---- Data to use

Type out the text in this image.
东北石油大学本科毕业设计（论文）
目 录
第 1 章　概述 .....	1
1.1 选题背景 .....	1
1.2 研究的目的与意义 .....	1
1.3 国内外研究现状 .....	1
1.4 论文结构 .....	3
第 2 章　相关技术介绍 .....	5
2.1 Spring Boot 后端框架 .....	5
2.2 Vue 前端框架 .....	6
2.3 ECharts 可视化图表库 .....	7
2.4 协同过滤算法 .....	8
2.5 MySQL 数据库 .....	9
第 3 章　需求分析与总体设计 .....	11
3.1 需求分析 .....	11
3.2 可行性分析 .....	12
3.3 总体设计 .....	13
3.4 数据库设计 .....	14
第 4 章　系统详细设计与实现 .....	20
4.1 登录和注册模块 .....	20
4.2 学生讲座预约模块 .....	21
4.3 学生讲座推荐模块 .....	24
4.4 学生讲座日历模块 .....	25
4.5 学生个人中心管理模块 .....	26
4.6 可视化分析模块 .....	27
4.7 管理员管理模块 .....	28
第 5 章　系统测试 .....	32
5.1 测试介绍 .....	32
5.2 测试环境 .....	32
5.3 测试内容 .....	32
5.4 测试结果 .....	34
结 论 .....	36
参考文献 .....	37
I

--------

- Required task
Please reproduce all of the entries exactly as they stand.

- The answer
Type out the text in this image.
东北石油大学本科毕业设计（论文）
目 录
第 1 章　概述 .....	1
1.1 选题背景 .....	1
1.2 研究的目的与意义 .....	1
1.3 国内外研究现状 .....	1
1.4 论文结构 .....	3
第 2 章　相关技术介绍 .....	5
2.1 Spring Boot 后端框架 .....	5
2.2 Vue 前端框架 .....	6
2.3 ECharts 可视化图表库 .....	7
2.4 协同过滤算法 .....	8
2.5 MySQL 数据库 .....	9
第 3 章　需求分析与总体设计 .....	11
3.1 需求分析 .....	11
3.2 可行性分析 .....	12
3.3 总体设计 .....	13
3.4 数据库设计 .....	14
第 4 章　系统详细设计与实现 .....	20
4.1 登录和注册模块 .....	20
4.2 学生讲座预约模块 .....	21
4.3 学生讲座推荐模块 .....	24
4.4 学生讲座日历模块 .....	25
4.5 学生个人中心管理模块 .....	26
4.6 可视化分析模块 .....	27
4.7 管理员管理模块 .....	28
第 5 章　系统测试 .....	32
5.1 测试介绍 .....	32
5.2 测试环境 .....	32
5.3 测试内容 .....	32
5.4 测试结果 .....	34
结 论 .....	36
参考文献 .....	37
I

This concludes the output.